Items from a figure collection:
+ + + +
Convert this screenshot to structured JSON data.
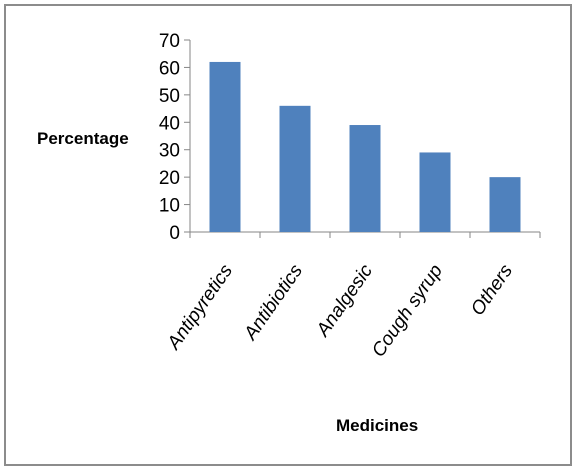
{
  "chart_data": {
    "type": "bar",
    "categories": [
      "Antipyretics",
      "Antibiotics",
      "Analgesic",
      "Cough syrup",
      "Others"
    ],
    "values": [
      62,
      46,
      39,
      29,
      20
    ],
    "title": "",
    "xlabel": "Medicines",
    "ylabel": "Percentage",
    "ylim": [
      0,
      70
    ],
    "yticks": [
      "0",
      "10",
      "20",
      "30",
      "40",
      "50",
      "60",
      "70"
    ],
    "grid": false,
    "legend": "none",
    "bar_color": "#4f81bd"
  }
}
+ + + +
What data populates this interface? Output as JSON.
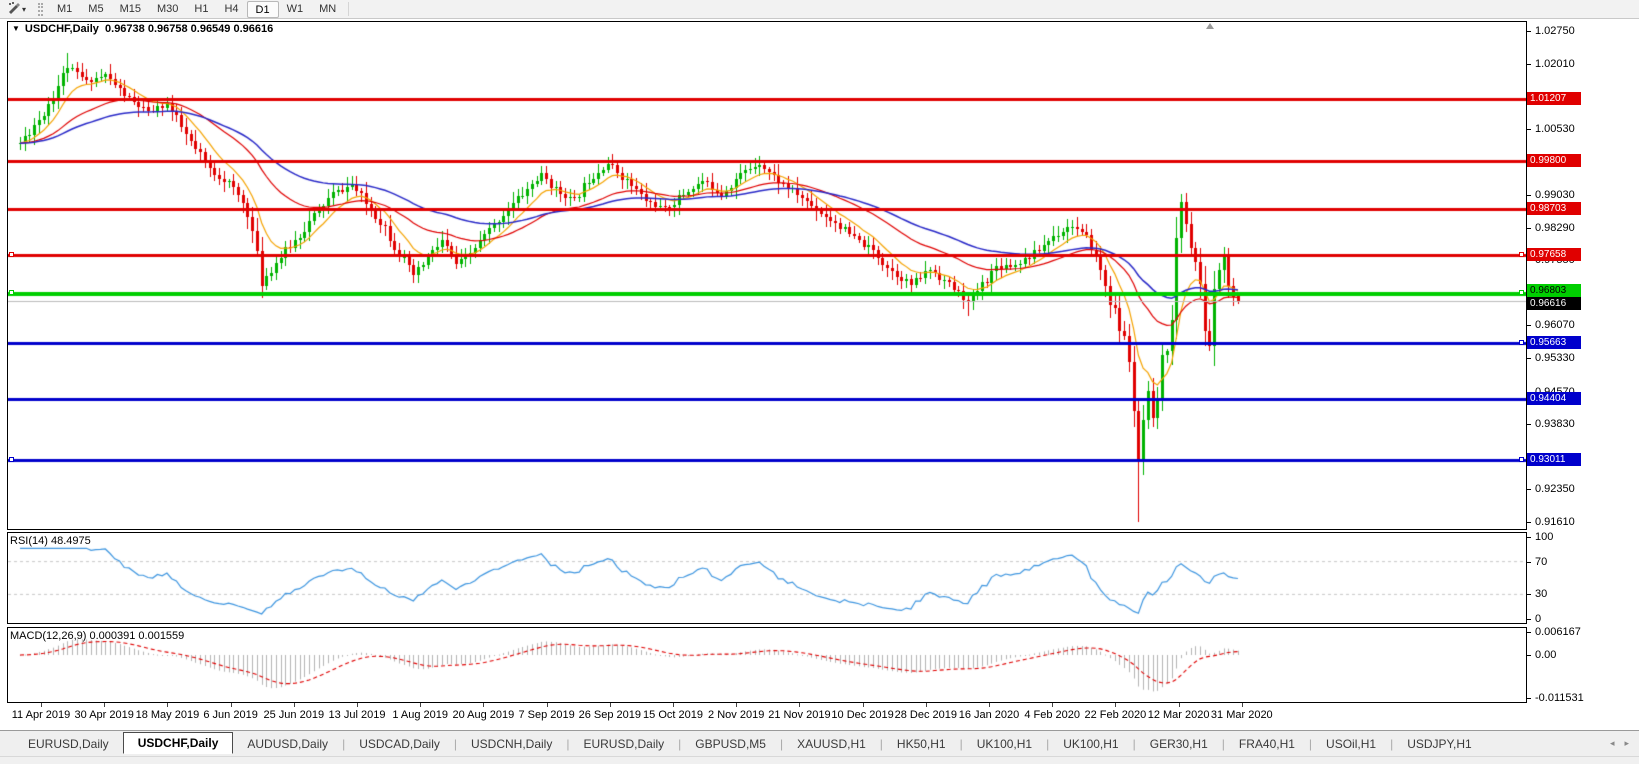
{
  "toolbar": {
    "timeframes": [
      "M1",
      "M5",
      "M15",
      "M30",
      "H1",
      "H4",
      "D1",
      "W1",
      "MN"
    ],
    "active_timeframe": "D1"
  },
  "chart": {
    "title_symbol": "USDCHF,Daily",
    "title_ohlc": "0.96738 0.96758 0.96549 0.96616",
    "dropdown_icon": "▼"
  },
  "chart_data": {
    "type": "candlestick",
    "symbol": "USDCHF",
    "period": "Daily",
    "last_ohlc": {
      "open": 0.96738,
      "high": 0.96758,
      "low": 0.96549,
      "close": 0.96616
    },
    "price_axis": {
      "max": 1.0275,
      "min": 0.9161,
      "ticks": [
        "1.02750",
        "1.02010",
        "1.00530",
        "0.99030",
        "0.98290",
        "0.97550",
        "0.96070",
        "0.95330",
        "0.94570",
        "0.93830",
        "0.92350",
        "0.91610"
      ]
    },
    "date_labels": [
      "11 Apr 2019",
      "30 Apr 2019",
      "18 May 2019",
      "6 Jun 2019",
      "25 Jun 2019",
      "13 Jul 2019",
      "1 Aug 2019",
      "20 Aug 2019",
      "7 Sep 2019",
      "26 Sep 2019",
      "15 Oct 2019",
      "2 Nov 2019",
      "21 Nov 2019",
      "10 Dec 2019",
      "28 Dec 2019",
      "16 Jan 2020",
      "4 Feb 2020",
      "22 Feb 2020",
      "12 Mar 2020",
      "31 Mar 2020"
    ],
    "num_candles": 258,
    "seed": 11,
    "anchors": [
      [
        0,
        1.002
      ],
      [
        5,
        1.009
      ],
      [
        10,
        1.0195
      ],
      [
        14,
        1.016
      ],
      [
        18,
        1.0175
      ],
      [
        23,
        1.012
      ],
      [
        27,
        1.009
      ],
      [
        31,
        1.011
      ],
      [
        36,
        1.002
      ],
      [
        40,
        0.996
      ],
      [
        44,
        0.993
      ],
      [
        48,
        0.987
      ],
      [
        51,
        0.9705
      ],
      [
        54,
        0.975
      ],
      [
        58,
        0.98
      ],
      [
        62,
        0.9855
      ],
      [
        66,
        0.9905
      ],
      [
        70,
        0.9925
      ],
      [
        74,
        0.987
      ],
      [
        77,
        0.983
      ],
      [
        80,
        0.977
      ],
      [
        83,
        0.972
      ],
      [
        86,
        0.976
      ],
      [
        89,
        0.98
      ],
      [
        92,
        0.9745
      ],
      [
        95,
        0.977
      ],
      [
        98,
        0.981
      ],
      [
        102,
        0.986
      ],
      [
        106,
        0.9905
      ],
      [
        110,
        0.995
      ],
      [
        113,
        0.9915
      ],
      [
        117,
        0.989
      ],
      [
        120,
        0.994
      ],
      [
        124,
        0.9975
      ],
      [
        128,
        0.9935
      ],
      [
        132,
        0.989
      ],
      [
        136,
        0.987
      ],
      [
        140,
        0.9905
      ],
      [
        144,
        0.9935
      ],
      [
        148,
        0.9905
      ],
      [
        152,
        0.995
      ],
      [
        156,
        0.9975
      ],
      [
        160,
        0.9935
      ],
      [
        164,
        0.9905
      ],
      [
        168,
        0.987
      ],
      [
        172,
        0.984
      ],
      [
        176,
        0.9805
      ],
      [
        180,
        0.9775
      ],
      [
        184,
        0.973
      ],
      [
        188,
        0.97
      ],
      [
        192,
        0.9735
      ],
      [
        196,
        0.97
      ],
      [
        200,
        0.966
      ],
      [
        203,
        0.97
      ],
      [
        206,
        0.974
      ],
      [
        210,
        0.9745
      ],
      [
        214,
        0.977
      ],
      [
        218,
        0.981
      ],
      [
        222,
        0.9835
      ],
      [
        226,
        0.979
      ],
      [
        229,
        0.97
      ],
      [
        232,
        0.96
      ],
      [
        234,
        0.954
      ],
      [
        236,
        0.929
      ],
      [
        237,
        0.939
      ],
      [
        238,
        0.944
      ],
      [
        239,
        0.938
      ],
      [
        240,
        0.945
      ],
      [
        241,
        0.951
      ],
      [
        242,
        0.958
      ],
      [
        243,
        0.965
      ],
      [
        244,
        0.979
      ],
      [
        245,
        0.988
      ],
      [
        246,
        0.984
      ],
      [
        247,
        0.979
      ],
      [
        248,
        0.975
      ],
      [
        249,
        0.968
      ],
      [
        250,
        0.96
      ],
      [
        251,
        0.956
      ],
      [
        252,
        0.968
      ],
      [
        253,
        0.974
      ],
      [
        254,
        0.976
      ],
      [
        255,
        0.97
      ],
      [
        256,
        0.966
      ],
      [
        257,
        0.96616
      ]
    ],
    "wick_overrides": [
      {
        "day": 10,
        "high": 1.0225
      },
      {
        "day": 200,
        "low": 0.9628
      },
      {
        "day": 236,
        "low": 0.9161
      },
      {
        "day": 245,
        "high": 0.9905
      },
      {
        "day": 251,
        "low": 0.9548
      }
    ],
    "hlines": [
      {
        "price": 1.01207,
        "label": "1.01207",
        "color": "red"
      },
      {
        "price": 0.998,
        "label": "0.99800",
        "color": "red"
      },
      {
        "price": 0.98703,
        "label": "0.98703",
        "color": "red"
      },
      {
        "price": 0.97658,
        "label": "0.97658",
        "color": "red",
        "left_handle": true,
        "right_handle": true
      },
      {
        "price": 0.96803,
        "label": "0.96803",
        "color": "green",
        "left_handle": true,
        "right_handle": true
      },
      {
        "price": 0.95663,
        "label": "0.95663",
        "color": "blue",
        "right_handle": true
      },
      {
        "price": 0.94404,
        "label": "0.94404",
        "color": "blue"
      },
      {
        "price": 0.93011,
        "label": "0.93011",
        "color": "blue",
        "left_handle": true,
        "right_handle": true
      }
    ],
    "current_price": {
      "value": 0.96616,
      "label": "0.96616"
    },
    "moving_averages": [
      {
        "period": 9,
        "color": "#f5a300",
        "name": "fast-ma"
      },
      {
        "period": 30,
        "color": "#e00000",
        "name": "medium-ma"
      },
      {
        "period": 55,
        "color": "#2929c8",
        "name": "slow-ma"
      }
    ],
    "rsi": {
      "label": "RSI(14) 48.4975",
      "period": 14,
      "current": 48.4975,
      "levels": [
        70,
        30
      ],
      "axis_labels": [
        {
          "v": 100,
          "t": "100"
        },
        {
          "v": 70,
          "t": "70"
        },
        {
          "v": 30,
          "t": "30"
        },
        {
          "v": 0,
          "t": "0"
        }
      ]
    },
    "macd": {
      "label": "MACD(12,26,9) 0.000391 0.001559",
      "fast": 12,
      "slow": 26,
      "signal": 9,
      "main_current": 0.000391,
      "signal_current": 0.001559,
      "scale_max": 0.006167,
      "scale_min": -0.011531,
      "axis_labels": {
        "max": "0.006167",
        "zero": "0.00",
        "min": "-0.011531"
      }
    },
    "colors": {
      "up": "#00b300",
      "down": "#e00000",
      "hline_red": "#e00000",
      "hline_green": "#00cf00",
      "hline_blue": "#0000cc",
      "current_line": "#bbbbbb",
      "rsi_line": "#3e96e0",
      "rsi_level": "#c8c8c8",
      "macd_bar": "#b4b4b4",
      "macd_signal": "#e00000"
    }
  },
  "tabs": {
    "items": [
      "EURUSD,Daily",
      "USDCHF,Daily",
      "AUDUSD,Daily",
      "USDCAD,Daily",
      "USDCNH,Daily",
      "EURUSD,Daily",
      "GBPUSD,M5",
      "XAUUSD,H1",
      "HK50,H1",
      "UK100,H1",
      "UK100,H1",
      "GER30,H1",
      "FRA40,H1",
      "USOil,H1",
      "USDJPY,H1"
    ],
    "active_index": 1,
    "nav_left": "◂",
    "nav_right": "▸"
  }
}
+ + + +
WORK TO BE COMPLETED: Which lines of the data include "Daily"? Copy each of them.

EXERCISE SOLUTION:
    "title_symbol": "USDCHF,Daily",
    "period": "Daily",
      "EURUSD,Daily",
      "USDCHF,Daily",
      "AUDUSD,Daily",
      "USDCAD,Daily",
      "USDCNH,Daily",
      "EURUSD,Daily",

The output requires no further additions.